| EXERCISE DESCRIPTION |
Could you convert every line of the listing below into a numbered list, leaving out any blank lines?

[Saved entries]
____________________

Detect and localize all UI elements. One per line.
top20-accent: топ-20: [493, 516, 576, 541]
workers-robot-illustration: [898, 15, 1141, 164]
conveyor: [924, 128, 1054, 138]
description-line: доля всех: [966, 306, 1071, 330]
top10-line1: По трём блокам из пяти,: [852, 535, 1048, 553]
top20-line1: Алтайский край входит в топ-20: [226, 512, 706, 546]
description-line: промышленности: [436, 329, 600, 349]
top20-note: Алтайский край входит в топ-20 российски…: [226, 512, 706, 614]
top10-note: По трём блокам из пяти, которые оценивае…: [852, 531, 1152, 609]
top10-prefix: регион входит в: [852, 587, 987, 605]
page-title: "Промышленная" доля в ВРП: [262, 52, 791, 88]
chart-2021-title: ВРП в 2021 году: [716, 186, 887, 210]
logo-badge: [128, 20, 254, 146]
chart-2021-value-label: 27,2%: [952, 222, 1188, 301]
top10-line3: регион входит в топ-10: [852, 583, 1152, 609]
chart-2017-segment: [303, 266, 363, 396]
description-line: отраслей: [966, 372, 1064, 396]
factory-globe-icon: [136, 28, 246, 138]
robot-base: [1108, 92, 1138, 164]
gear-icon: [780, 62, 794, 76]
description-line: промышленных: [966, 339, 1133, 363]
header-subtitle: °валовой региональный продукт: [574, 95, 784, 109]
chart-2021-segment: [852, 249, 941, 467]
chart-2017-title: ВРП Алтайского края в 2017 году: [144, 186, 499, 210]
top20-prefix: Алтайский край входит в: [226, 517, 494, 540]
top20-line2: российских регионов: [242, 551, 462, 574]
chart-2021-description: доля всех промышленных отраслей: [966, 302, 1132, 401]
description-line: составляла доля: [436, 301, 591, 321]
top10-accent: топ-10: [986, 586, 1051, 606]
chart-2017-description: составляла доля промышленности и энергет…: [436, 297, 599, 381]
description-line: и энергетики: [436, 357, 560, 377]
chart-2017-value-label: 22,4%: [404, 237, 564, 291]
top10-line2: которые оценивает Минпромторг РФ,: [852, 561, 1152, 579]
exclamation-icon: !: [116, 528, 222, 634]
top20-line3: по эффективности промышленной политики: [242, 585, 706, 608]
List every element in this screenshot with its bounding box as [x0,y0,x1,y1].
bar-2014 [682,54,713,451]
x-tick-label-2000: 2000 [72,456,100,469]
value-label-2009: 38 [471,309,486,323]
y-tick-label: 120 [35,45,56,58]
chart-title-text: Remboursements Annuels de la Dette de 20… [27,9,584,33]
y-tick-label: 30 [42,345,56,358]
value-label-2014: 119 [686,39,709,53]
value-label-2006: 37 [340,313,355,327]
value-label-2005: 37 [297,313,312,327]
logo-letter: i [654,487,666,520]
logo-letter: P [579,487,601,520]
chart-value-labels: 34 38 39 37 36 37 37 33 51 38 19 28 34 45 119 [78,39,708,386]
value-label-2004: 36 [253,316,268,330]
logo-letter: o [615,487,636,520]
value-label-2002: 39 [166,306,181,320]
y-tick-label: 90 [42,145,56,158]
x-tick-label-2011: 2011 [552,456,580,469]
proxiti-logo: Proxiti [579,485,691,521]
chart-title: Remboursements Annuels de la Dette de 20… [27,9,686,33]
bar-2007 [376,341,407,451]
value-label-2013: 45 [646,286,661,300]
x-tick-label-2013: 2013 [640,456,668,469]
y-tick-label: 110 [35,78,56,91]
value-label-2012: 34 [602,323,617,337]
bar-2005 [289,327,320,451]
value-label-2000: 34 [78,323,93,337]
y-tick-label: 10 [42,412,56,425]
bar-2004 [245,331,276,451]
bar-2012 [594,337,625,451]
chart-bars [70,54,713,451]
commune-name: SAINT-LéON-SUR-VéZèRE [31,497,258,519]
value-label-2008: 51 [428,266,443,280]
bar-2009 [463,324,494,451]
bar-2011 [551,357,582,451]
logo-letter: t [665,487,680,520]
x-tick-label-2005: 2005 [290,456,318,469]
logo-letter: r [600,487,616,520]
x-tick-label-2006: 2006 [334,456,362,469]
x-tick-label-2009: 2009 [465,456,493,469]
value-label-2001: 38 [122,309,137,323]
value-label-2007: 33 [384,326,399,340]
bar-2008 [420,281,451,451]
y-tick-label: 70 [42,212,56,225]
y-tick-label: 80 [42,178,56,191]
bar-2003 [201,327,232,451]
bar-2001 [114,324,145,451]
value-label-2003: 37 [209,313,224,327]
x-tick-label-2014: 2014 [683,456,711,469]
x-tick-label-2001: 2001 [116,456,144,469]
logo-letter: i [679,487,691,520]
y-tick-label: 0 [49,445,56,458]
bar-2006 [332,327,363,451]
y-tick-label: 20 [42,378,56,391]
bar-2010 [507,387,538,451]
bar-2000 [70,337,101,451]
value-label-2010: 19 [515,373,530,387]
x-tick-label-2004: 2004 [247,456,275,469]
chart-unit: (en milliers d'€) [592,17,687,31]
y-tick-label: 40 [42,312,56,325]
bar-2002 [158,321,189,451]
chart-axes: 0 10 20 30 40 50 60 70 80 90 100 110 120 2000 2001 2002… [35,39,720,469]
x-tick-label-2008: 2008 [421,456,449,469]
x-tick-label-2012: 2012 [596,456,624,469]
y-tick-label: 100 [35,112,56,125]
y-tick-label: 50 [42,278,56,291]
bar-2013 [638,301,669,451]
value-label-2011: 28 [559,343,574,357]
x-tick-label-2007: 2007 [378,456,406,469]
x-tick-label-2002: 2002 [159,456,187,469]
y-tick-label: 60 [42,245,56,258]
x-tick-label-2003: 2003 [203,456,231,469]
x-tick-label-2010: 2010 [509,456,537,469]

____________________

| THE OUTPUT |
1. Detect and localize all UI elements. One per line.
2. top20-accent: топ-20: [493, 516, 576, 541]
3. workers-robot-illustration: [898, 15, 1141, 164]
4. conveyor: [924, 128, 1054, 138]
5. description-line: доля всех: [966, 306, 1071, 330]
6. top10-line1: По трём блокам из пяти,: [852, 535, 1048, 553]
7. top20-line1: Алтайский край входит в топ-20: [226, 512, 706, 546]
8. description-line: промышленности: [436, 329, 600, 349]
9. top20-note: Алтайский край входит в топ-20 российски…: [226, 512, 706, 614]
10. top10-note: По трём блокам из пяти, которые оценивае…: [852, 531, 1152, 609]
11. top10-prefix: регион входит в: [852, 587, 987, 605]
12. page-title: "Промышленная" доля в ВРП: [262, 52, 791, 88]
13. chart-2021-title: ВРП в 2021 году: [716, 186, 887, 210]
14. logo-badge: [128, 20, 254, 146]
15. chart-2021-value-label: 27,2%: [952, 222, 1188, 301]
16. top10-line3: регион входит в топ-10: [852, 583, 1152, 609]
17. chart-2017-segment: [303, 266, 363, 396]
18. description-line: отраслей: [966, 372, 1064, 396]
19. factory-globe-icon: [136, 28, 246, 138]
20. robot-base: [1108, 92, 1138, 164]
21. gear-icon: [780, 62, 794, 76]
22. description-line: промышленных: [966, 339, 1133, 363]
23. header-subtitle: °валовой региональный продукт: [574, 95, 784, 109]
24. chart-2021-segment: [852, 249, 941, 467]
25. chart-2017-title: ВРП Алтайского края в 2017 году: [144, 186, 499, 210]
26. top20-prefix: Алтайский край входит в: [226, 517, 494, 540]
27. top20-line2: российских регионов: [242, 551, 462, 574]
28. chart-2021-description: доля всех промышленных отраслей: [966, 302, 1132, 401]
29. description-line: составляла доля: [436, 301, 591, 321]
30. top10-accent: топ-10: [986, 586, 1051, 606]
31. chart-2017-description: составляла доля промышленности и энергет…: [436, 297, 599, 381]
32. description-line: и энергетики: [436, 357, 560, 377]
33. chart-2017-value-label: 22,4%: [404, 237, 564, 291]
34. top10-line2: которые оценивает Минпромторг РФ,: [852, 561, 1152, 579]
35. exclamation-icon: !: [116, 528, 222, 634]
36. top20-line3: по эффективности промышленной политики: [242, 585, 706, 608]
37. List every element in this screenshot with its bounding box as [x0,y0,x1,y1].
38. bar-2014 [682,54,713,451]
39. x-tick-label-2000: 2000 [72,456,100,469]
40. value-label-2009: 38 [471,309,486,323]
41. y-tick-label: 120 [35,45,56,58]
42. chart-title-text: Remboursements Annuels de la Dette de 20… [27,9,584,33]
43. y-tick-label: 30 [42,345,56,358]
44. value-label-2014: 119 [686,39,709,53]
45. value-label-2006: 37 [340,313,355,327]
46. value-label-2005: 37 [297,313,312,327]
47. logo-letter: i [654,487,666,520]
48. logo-letter: P [579,487,601,520]
49. chart-value-labels: 34 38 39 37 36 37 37 33 51 38 19 28 34 45 119 [78,39,708,386]
50. value-label-2004: 36 [253,316,268,330]
51. logo-letter: o [615,487,636,520]
52. value-label-2002: 39 [166,306,181,320]
53. y-tick-label: 90 [42,145,56,158]
54. x-tick-label-2011: 2011 [552,456,580,469]
55. proxiti-logo: Proxiti [579,485,691,521]
56. chart-title: Remboursements Annuels de la Dette de 20… [27,9,686,33]
57. bar-2007 [376,341,407,451]
58. value-label-2013: 45 [646,286,661,300]
59. x-tick-label-2013: 2013 [640,456,668,469]
60. y-tick-label: 110 [35,78,56,91]
61. value-label-2012: 34 [602,323,617,337]
62. bar-2005 [289,327,320,451]
63. value-label-2000: 34 [78,323,93,337]
64. y-tick-label: 10 [42,412,56,425]
65. bar-2004 [245,331,276,451]
66. bar-2012 [594,337,625,451]
67. chart-bars [70,54,713,451]
68. commune-name: SAINT-LéON-SUR-VéZèRE [31,497,258,519]
69. value-label-2008: 51 [428,266,443,280]
70. bar-2009 [463,324,494,451]
71. bar-2011 [551,357,582,451]
72. logo-letter: t [665,487,680,520]
73. x-tick-label-2005: 2005 [290,456,318,469]
74. logo-letter: r [600,487,616,520]
75. x-tick-label-2006: 2006 [334,456,362,469]
76. x-tick-label-2009: 2009 [465,456,493,469]
77. value-label-2001: 38 [122,309,137,323]
78. value-label-2007: 33 [384,326,399,340]
79. bar-2008 [420,281,451,451]
80. y-tick-label: 70 [42,212,56,225]
81. y-tick-label: 80 [42,178,56,191]
82. bar-2003 [201,327,232,451]
83. bar-2001 [114,324,145,451]
84. value-label-2003: 37 [209,313,224,327]
85. x-tick-label-2014: 2014 [683,456,711,469]
86. x-tick-label-2001: 2001 [116,456,144,469]
87. logo-letter: i [679,487,691,520]
88. y-tick-label: 0 [49,445,56,458]
89. bar-2006 [332,327,363,451]
90. y-tick-label: 20 [42,378,56,391]
91. bar-2010 [507,387,538,451]
92. bar-2000 [70,337,101,451]
93. value-label-2010: 19 [515,373,530,387]
94. x-tick-label-2004: 2004 [247,456,275,469]
95. chart-unit: (en milliers d'€) [592,17,687,31]
96. y-tick-label: 40 [42,312,56,325]
97. bar-2002 [158,321,189,451]
98. chart-axes: 0 10 20 30 40 50 60 70 80 90 100 110 120 2000 2001 2002… [35,39,720,469]
99. x-tick-label-2008: 2008 [421,456,449,469]
100. x-tick-label-2012: 2012 [596,456,624,469]
101. y-tick-label: 100 [35,112,56,125]
102. y-tick-label: 50 [42,278,56,291]
103. bar-2013 [638,301,669,451]
104. value-label-2011: 28 [559,343,574,357]
105. x-tick-label-2007: 2007 [378,456,406,469]
106. x-tick-label-2002: 2002 [159,456,187,469]
107. y-tick-label: 60 [42,245,56,258]
108. x-tick-label-2003: 2003 [203,456,231,469]
109. x-tick-label-2010: 2010 [509,456,537,469]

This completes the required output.